Stored data entries:

╭──

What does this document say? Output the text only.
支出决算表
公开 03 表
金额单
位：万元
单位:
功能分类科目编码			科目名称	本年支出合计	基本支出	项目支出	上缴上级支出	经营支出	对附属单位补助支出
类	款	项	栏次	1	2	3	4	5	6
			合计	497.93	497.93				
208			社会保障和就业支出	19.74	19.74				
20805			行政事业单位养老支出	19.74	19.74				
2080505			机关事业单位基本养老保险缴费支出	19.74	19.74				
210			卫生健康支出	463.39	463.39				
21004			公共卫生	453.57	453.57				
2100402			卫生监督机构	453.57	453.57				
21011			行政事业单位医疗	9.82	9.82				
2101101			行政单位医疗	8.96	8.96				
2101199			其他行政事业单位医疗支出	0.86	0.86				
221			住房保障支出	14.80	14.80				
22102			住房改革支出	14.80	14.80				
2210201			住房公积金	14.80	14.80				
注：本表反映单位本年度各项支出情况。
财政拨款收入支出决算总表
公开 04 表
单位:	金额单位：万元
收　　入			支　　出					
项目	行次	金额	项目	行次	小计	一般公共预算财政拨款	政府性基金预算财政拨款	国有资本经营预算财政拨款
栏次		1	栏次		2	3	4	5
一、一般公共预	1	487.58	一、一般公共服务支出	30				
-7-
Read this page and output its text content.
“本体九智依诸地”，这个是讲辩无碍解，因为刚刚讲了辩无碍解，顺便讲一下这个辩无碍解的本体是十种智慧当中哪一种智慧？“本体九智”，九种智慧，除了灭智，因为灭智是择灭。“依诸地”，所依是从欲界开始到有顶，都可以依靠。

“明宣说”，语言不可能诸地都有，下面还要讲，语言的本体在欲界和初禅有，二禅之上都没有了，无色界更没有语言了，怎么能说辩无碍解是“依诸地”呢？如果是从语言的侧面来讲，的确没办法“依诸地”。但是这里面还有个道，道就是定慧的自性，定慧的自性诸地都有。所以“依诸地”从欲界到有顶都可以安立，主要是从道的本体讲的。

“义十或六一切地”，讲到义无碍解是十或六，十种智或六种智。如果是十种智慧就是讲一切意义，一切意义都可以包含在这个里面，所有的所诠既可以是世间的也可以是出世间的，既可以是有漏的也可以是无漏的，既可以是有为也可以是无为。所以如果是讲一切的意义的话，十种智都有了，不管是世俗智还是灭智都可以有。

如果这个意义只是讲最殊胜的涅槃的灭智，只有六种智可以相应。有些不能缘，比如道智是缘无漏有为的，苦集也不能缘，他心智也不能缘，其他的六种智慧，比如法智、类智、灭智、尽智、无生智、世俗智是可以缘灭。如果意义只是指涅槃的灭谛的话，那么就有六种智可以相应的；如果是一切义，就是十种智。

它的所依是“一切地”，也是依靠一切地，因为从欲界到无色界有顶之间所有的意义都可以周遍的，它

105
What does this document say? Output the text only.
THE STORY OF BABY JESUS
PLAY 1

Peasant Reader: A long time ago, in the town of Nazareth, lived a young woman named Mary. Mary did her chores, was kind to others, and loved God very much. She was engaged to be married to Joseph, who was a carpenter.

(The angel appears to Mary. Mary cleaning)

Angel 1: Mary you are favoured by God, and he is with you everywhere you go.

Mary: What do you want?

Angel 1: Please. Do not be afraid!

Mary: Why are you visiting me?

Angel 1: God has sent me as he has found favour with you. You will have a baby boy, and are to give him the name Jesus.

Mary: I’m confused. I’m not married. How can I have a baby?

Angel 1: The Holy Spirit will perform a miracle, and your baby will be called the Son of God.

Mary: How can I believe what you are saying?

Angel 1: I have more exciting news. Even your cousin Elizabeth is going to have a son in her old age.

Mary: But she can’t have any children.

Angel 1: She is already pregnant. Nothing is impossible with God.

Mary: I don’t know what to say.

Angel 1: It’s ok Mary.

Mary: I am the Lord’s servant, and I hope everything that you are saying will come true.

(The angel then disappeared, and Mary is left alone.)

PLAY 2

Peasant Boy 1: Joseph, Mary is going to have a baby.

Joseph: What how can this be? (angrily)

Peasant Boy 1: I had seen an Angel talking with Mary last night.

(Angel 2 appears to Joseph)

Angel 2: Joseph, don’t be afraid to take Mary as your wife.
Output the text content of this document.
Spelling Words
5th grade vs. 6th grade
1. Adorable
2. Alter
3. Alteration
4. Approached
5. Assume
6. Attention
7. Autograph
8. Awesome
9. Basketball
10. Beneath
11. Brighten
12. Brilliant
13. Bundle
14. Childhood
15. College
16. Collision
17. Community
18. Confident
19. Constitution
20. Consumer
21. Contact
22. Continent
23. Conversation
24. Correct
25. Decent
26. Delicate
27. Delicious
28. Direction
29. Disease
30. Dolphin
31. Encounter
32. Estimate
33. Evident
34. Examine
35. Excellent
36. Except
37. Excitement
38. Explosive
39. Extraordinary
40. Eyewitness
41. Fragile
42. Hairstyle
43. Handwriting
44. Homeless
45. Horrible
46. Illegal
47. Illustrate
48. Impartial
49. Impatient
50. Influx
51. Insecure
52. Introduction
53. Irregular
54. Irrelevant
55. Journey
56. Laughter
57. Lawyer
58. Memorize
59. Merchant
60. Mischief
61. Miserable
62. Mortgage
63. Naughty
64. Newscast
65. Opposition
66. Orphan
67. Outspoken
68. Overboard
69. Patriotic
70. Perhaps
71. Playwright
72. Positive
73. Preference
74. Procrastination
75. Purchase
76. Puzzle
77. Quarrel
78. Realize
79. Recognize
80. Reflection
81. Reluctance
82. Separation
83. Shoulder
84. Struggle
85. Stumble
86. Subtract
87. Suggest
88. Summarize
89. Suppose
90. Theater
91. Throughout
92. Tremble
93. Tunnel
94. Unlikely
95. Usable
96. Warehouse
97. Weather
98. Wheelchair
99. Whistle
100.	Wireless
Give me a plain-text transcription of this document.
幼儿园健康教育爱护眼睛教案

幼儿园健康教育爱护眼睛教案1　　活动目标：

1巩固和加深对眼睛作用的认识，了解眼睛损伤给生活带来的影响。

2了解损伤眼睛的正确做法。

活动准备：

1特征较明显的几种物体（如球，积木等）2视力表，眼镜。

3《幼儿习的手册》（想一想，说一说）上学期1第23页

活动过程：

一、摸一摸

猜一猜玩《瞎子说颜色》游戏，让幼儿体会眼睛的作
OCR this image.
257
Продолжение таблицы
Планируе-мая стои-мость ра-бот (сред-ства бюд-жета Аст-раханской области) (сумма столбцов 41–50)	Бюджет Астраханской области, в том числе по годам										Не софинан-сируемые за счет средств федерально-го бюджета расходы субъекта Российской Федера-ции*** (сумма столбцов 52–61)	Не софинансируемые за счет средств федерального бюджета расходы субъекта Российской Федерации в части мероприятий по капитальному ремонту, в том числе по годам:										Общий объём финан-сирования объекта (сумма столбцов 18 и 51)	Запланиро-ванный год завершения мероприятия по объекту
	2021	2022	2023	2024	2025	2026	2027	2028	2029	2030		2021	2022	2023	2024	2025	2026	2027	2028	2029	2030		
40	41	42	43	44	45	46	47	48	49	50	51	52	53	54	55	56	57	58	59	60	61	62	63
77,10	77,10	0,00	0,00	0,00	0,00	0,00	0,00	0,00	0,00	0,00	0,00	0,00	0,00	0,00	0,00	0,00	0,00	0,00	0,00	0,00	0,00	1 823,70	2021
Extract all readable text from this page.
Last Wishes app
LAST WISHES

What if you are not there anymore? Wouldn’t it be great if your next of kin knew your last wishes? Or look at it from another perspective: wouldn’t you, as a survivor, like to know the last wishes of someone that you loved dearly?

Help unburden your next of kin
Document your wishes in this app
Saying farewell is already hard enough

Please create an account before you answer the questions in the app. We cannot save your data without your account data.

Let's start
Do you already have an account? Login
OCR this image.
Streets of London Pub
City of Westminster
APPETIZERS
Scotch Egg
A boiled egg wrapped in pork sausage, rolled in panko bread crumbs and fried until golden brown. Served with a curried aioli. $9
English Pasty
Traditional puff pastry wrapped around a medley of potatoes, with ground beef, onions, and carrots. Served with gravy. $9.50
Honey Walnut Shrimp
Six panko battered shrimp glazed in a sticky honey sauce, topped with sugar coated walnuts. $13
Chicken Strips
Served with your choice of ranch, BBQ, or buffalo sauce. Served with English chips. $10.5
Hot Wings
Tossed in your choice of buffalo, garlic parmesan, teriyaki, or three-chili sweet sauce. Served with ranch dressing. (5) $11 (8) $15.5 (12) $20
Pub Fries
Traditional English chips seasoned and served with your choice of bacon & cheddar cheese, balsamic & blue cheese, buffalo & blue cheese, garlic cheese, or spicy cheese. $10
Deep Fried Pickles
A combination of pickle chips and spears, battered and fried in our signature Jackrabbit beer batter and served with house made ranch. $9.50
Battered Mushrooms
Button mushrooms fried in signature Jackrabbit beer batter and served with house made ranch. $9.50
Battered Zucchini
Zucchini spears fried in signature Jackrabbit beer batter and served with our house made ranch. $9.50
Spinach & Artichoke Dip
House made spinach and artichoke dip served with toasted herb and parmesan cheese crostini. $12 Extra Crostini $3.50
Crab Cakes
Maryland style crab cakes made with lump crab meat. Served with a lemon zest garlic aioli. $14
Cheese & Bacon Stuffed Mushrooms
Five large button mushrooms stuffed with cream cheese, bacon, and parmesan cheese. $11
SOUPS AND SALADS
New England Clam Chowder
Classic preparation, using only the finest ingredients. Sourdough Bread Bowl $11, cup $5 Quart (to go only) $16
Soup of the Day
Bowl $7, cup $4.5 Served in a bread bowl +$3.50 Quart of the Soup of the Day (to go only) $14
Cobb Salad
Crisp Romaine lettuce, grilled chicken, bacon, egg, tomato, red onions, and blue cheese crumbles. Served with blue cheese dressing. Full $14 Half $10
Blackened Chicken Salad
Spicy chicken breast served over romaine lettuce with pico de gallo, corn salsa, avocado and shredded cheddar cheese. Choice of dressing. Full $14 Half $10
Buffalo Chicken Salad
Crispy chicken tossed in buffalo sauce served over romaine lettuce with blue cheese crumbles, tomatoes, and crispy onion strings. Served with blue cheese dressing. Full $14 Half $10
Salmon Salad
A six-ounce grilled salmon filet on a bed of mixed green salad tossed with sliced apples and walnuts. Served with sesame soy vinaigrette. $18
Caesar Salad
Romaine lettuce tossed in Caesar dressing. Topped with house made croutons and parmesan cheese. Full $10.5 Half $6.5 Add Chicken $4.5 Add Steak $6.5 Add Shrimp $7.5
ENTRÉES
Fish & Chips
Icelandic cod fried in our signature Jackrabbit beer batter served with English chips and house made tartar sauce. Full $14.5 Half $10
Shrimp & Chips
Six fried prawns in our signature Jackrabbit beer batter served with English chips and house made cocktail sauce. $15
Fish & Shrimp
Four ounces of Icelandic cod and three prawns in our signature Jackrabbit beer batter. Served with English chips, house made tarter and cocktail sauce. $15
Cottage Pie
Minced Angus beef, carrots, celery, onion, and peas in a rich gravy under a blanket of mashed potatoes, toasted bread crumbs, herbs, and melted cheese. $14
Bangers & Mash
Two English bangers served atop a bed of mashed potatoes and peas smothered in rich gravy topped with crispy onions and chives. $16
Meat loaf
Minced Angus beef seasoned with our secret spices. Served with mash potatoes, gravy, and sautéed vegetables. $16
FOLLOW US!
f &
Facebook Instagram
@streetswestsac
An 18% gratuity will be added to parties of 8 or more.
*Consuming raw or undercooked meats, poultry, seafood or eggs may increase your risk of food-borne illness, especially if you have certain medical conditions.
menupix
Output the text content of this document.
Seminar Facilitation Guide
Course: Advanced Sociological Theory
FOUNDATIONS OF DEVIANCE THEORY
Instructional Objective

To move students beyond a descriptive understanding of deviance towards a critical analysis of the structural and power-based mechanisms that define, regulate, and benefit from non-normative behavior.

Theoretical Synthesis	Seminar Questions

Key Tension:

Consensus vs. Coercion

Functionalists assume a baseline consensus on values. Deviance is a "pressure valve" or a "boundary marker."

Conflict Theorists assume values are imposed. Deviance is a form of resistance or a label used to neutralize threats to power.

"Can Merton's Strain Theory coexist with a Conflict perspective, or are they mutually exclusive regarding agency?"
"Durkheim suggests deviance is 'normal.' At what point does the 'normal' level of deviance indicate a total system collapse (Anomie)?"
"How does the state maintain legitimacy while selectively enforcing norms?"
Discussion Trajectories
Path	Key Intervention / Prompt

╰──

INSTRUCTIONS FOR THE TASK: In the entries above, find every line holding the word "that" and copy it out.

EXERCISE OUTPUT:
Mary: I am the Lord’s servant, and I hope everything that you are saying will come true.
What if you are not there anymore? Wouldn’t it be great if your next of kin knew your last wishes? Or look at it from another perspective: wouldn’t you, as a survivor, like to know the last wishes of someone that you loved dearly?
To move students beyond a descriptive understanding of deviance towards a critical analysis of the structural and power-based mechanisms that define, regulate, and benefit from non-normative behavior.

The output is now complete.